- _The request_
Locate the lines where "COMAND" occurs and copy them as they stand.

**** Record set

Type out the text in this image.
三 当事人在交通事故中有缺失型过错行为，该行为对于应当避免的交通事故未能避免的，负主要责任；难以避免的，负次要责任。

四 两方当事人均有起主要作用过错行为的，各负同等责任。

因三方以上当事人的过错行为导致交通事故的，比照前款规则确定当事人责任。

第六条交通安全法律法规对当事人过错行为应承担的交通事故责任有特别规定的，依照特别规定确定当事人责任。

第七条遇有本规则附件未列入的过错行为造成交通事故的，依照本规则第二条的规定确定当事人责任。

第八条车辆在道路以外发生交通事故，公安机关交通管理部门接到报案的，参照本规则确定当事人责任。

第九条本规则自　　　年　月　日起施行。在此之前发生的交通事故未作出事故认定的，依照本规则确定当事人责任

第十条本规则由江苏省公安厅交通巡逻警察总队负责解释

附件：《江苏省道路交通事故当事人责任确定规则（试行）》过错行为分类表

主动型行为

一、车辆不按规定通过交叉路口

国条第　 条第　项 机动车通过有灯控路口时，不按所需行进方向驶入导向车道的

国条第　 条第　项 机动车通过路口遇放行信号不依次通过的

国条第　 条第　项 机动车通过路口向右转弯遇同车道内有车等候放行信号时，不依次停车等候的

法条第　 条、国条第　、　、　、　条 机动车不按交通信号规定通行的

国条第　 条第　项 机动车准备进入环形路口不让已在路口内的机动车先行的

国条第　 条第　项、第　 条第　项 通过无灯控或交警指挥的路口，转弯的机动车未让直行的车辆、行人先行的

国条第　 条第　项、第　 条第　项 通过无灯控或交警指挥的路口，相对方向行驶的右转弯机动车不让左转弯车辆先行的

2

********
**** Record set

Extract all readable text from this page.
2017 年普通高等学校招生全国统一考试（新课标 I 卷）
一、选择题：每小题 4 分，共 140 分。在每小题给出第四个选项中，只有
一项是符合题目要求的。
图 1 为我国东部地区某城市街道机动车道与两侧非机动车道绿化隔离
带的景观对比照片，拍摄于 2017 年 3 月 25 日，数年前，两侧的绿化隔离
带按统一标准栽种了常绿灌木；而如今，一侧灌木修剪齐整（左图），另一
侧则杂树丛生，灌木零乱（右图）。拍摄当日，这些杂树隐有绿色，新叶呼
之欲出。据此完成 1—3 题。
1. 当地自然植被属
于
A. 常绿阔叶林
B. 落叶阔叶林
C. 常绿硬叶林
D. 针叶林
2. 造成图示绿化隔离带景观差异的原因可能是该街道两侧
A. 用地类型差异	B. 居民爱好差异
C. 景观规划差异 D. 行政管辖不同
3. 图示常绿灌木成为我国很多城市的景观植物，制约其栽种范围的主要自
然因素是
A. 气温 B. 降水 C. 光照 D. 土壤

********
**** Record set

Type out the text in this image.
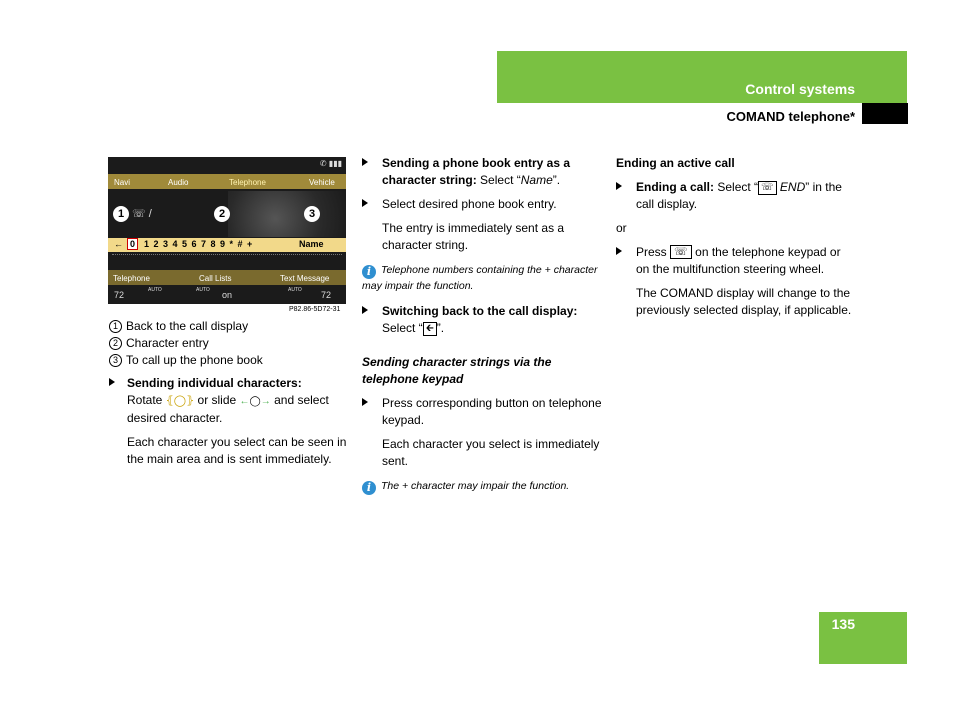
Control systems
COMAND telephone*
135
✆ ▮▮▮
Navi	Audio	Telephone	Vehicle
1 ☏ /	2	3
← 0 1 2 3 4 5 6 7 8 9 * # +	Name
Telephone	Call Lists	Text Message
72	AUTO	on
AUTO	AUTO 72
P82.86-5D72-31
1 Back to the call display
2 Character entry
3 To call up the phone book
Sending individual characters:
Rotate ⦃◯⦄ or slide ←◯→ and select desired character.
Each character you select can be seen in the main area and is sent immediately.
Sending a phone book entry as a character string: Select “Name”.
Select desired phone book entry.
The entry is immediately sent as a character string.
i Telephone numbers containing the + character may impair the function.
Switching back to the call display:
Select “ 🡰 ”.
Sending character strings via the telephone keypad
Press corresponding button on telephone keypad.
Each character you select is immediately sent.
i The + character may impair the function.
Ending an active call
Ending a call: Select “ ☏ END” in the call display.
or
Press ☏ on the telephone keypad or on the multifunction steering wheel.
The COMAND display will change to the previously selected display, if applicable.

********

- _Answer in full_
COMAND telephone*
The COMAND display will change to the previously selected display, if applicable.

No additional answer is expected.